(Tasks for this exercise)
a - From the Sharon Zukin passage, set down the words starting with "Sharon L. Zukin" and going on through "Amsterdam in 2010–11.".
b - Answer these questions using the Sharon Zukin passage:
(i) Where was Zukin a visiting professor in 2010–11?
(ii) What was the title of her first urban book?
(iii) Who wrote the 1986 book Sweetness and Power: The Place of Sugar in Modern History?

Sharon L. Zukin (born September 7, 1946) is an American professor of sociology who specializes in modern urban life. She teaches at Brooklyn College and the Graduate Center, City University of New York.  As of 2014, she was also a distinguished fellow in the Advanced Research Collaborative at the CUNY Graduate Center and chair of the Consumers and Consumption Section of the American Sociological Association. Zukin was a visiting professor at the University of Amsterdam in 2010–11.

Career and thought

Early career 
Zukin's academic training was focused on political sociology. She had not taken any specific courses in urban sociology before being hired to teach the subject to undergraduates at Brooklyn College. In an interview, she describes how she first immersed herself in urban sociology literature to aid her teaching, and was later inspired to carry out field research by reading a newspaper article about manufacturers who were being forced out of their loft space in Lower Manhattan. I said, I could help them—I’m a sociologist. Their landlord should not throw them out of their space. So I went to down to see them and did a little survey about their situation. I wound up advocating in support of their cause with the local community board and the city government, and eventually that turned into the research I did for my first urban book, Loft Living. And that’s really how I became an urban sociologist—by doing research.

Other early influences include Walter Benjamin's 1931 essay Paris, Capital of the Nineteenth Century and anthropologist Sidney Mintz's 1986 book Sweetness and Power: The Place of Sugar in Modern History.

(Given entries)
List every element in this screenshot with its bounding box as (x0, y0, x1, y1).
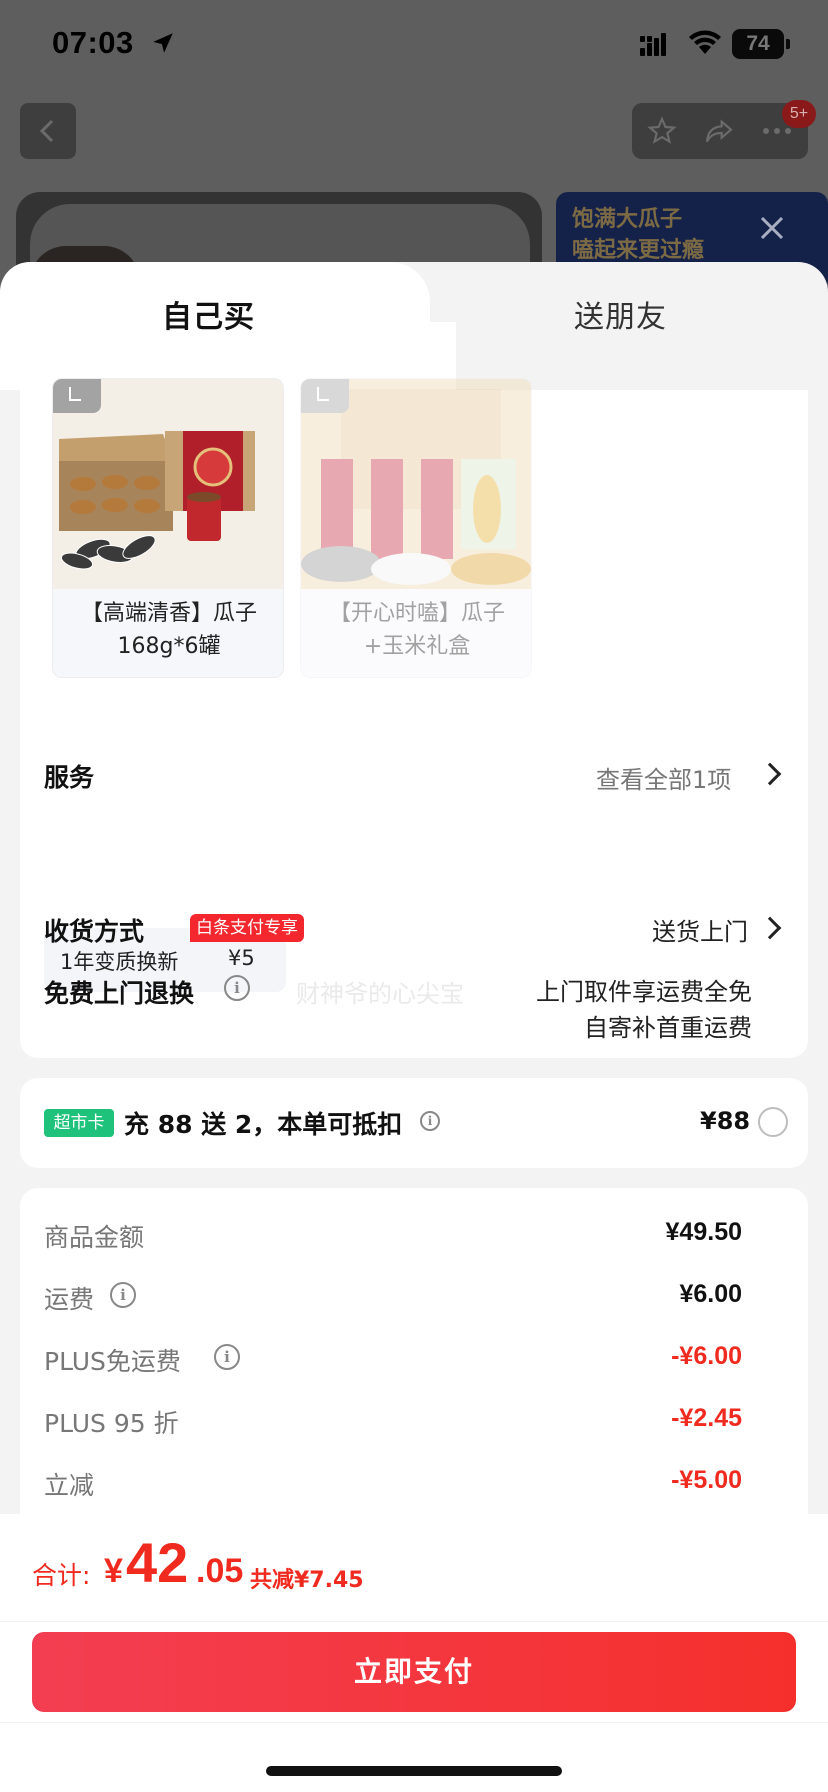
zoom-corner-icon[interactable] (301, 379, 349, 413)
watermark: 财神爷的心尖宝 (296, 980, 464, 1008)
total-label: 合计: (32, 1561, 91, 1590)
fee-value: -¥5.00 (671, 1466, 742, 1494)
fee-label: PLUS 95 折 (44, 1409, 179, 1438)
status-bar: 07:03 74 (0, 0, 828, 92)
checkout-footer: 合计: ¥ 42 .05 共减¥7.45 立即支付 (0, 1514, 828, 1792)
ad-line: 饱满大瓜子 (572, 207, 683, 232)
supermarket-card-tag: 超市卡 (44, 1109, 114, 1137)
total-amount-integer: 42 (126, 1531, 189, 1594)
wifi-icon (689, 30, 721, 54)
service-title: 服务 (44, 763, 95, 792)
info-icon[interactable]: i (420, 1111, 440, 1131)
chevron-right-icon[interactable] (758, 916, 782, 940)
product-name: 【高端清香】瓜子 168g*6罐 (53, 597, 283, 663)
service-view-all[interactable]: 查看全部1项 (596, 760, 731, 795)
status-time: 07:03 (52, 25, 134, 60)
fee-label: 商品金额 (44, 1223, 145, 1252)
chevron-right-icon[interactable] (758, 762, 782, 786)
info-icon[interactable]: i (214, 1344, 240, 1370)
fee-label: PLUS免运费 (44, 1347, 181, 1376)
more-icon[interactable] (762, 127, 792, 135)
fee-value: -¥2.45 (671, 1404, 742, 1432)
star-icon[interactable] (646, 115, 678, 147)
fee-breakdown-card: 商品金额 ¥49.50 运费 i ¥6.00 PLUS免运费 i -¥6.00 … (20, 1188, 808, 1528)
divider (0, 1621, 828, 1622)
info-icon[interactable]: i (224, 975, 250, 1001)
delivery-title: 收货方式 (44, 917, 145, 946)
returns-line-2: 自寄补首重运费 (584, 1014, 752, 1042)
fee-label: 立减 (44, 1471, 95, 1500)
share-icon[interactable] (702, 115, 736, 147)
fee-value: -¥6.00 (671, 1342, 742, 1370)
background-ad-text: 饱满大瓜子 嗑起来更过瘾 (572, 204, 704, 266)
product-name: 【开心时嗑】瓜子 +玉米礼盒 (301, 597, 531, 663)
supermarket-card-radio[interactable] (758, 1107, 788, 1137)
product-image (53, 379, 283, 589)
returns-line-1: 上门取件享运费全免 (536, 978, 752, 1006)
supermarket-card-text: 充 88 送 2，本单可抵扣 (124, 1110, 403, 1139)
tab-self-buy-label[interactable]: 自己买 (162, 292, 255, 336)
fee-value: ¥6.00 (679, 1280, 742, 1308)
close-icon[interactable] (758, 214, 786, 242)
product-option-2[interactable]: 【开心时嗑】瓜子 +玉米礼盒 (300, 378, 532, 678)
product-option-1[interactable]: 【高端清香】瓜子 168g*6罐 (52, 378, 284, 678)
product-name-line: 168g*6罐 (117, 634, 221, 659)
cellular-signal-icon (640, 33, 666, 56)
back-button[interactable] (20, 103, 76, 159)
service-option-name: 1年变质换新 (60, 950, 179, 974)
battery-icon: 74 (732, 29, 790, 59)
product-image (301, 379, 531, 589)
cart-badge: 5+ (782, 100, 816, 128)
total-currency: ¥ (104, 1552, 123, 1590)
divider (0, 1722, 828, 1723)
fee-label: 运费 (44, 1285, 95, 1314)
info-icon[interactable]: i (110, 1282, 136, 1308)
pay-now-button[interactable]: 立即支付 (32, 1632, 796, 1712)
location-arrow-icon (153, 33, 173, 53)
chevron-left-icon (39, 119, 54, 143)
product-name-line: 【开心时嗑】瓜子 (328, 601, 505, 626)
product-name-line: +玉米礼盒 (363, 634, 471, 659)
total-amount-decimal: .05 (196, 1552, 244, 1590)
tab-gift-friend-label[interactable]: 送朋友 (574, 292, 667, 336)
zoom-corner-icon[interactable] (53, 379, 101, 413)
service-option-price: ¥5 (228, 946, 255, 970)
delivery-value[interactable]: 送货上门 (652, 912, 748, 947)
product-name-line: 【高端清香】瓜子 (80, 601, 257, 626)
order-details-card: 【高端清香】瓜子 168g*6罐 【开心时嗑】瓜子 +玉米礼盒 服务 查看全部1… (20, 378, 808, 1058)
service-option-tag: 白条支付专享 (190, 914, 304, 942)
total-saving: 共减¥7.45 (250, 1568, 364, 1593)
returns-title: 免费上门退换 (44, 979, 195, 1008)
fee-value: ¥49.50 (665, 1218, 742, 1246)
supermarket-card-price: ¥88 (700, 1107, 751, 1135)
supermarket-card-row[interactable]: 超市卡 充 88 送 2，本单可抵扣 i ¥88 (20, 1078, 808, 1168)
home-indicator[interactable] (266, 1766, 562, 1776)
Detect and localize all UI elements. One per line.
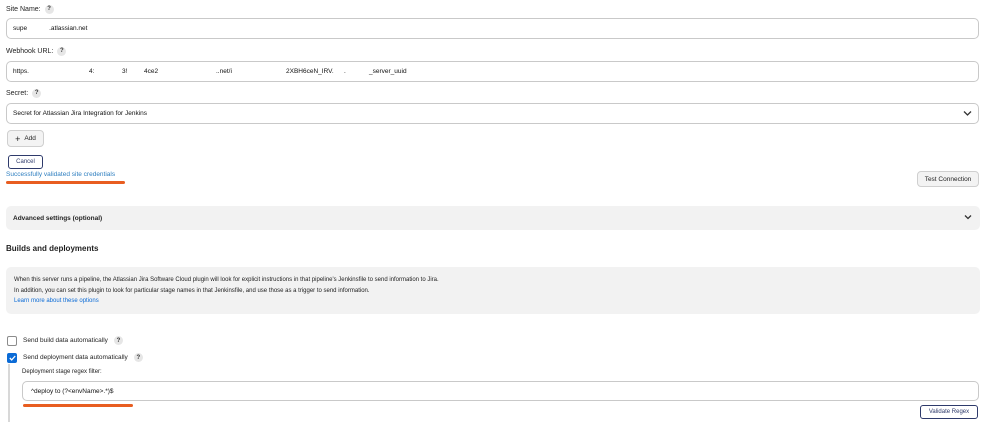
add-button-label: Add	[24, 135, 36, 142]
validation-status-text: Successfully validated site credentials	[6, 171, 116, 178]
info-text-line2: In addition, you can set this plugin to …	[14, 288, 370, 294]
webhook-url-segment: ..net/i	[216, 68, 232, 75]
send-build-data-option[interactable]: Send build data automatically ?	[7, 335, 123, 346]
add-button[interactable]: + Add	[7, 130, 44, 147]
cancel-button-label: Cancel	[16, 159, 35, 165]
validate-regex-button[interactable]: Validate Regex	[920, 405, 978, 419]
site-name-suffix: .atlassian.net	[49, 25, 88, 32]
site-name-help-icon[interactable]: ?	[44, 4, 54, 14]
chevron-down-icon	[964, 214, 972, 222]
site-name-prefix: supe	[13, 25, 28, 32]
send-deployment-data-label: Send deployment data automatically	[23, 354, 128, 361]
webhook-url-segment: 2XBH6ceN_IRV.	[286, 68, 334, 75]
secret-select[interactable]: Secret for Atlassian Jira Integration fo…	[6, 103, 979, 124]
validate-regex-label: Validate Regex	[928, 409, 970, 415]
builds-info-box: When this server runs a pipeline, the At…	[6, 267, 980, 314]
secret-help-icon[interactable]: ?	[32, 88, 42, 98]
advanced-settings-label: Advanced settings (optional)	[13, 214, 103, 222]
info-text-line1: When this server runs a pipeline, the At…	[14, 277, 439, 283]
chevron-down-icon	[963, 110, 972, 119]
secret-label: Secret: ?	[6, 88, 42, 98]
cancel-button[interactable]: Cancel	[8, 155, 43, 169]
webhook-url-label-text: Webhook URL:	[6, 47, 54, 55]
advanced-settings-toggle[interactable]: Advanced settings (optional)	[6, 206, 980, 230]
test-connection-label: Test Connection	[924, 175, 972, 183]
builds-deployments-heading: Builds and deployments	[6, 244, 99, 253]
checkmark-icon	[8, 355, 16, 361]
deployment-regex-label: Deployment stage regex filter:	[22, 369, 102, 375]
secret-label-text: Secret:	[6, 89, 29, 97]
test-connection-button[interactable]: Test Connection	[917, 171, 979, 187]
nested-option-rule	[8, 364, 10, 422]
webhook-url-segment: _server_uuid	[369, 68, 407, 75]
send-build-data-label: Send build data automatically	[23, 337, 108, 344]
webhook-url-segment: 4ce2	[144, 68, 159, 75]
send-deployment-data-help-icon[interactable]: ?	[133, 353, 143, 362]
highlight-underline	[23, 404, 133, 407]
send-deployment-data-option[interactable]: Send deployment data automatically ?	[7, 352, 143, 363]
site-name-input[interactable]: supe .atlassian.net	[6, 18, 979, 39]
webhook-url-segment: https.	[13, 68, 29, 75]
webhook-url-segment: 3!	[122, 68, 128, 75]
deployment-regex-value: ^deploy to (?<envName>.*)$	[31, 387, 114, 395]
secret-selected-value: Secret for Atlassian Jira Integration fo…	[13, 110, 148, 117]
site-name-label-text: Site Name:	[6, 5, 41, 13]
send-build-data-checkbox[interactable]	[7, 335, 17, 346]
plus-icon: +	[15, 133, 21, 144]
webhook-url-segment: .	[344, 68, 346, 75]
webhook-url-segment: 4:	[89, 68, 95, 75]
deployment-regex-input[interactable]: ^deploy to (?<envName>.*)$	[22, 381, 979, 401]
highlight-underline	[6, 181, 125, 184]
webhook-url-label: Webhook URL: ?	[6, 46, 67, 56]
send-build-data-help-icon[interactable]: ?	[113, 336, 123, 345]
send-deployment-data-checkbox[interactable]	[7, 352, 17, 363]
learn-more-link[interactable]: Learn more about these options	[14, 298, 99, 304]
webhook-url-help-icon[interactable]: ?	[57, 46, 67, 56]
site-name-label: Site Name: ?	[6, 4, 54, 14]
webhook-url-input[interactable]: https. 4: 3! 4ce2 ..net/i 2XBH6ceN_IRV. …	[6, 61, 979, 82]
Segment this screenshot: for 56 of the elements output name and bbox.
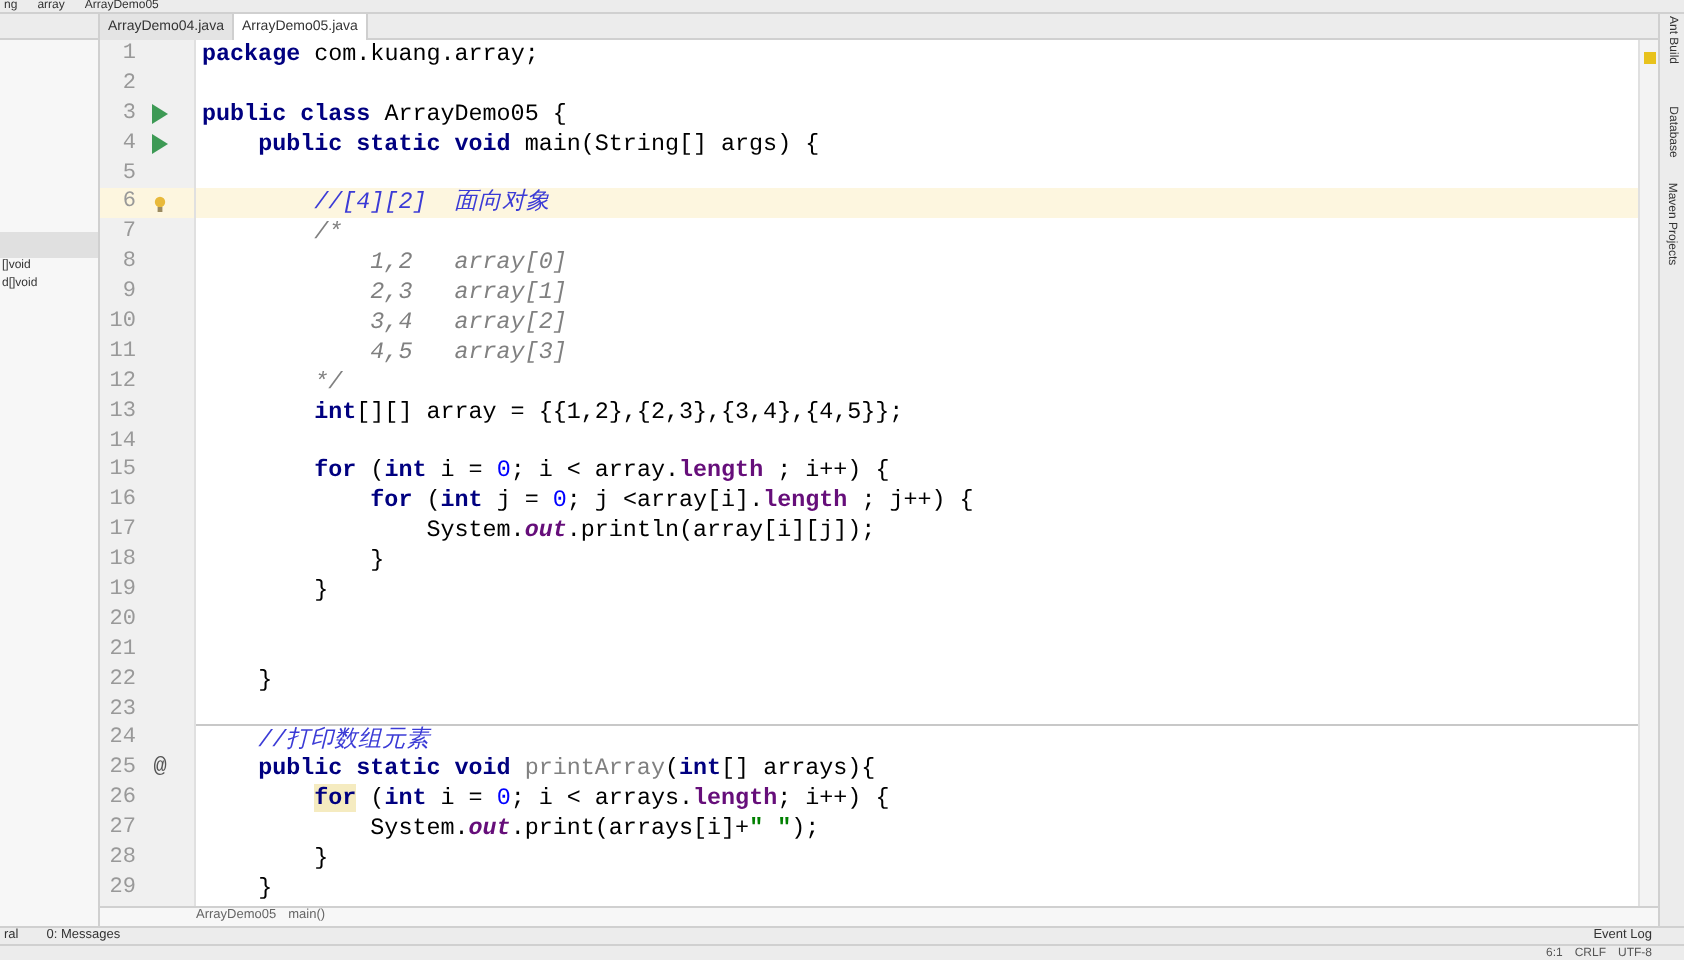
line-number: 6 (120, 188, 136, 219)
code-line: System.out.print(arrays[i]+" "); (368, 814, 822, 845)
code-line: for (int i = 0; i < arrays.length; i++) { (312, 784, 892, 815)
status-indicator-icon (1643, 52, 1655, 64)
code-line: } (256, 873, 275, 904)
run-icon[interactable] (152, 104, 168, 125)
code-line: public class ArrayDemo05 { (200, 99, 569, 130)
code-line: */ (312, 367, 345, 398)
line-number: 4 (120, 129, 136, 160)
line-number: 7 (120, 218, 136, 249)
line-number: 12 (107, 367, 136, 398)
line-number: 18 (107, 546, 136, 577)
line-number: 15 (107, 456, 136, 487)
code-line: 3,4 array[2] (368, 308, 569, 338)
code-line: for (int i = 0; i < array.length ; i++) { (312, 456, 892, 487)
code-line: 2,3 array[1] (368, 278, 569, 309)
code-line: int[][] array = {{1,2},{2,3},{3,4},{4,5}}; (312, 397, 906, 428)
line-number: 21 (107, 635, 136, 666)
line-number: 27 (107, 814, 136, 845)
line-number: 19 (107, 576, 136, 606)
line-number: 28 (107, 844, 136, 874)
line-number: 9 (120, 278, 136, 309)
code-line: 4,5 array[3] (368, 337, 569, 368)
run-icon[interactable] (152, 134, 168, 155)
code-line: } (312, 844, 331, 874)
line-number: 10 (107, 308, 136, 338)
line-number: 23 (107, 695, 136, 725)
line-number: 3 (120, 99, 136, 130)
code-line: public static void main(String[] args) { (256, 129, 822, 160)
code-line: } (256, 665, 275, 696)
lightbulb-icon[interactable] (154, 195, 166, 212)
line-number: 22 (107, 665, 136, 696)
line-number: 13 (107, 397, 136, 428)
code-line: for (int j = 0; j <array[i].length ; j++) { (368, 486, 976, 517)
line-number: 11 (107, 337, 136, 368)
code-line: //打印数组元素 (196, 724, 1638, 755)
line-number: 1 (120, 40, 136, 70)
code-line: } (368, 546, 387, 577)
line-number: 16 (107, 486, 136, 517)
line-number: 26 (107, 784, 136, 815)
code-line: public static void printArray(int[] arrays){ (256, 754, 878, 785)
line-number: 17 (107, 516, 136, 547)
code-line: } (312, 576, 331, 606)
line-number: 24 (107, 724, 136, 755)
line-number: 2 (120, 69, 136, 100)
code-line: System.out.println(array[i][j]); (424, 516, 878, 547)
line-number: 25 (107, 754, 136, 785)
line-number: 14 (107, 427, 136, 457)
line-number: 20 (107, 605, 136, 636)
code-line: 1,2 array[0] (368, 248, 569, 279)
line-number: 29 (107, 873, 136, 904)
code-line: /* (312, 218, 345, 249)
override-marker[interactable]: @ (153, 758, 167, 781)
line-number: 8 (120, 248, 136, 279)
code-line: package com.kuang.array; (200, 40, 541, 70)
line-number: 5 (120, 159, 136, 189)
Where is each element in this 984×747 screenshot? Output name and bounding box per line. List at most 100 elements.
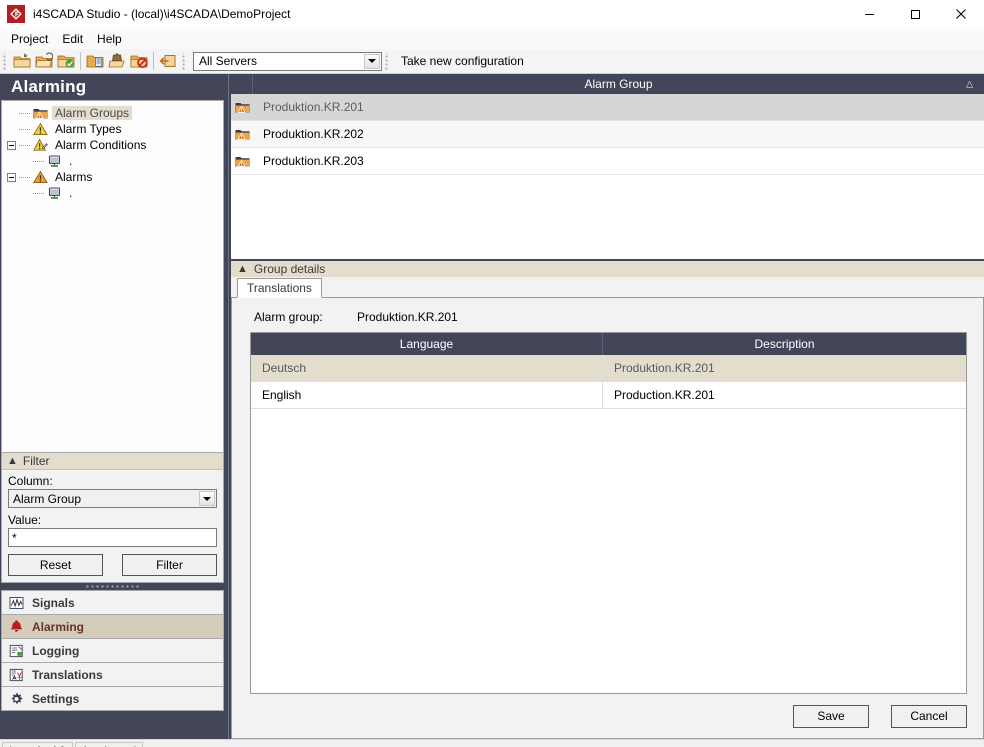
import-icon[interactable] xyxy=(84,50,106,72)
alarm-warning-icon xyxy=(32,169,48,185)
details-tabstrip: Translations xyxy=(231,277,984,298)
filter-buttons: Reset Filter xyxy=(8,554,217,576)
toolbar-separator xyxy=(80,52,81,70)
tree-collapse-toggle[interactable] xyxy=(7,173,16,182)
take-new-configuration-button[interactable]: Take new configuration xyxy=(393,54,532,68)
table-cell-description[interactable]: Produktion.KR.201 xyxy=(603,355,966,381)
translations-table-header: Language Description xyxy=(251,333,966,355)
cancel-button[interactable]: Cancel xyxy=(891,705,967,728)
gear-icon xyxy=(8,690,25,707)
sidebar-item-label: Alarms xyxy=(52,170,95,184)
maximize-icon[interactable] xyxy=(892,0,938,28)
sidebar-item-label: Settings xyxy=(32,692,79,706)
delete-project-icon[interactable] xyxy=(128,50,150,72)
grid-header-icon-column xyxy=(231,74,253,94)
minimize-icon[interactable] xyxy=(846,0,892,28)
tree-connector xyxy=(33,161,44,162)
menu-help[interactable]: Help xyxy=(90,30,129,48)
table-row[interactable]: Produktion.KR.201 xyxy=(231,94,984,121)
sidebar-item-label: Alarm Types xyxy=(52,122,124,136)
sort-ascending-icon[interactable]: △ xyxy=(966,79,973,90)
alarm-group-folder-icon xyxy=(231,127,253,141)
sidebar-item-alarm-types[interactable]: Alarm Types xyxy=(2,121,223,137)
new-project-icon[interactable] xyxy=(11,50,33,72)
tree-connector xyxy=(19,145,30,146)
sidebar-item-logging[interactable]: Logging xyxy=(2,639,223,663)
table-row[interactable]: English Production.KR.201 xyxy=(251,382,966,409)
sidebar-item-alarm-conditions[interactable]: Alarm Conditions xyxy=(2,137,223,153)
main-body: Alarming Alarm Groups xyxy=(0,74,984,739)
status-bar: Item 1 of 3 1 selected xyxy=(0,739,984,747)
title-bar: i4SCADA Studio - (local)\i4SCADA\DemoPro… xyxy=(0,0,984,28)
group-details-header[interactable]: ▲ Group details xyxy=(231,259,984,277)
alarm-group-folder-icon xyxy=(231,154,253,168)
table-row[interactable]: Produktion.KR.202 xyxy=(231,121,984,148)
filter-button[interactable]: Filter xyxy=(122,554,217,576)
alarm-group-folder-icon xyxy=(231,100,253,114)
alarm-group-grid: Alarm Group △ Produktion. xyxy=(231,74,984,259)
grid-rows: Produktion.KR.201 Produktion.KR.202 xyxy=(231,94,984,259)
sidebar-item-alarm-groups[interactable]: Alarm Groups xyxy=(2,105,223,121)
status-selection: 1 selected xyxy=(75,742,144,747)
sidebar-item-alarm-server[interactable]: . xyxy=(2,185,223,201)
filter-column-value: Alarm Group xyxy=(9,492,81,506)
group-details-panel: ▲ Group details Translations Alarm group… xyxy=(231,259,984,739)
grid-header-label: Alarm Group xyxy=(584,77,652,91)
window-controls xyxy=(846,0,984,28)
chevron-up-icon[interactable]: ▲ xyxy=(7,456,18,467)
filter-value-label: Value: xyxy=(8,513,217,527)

(Answers to the exercises)
a -
Sharon L. Zukin (born September 7, 1946) is an American professor of sociology who specializes in modern urban life. She teaches at Brooklyn College and the Graduate Center, City University of New York.  As of 2014, she was also a distinguished fellow in the Advanced Research Collaborative at the CUNY Graduate Center and chair of the Consumers and Consumption Section of the American Sociological Association. Zukin was a visiting professor at the University of Amsterdam in 2010–11.

b -
(i) The University of Amsterdam
(ii) Loft Living
(iii) The anthropologist Sidney Mintz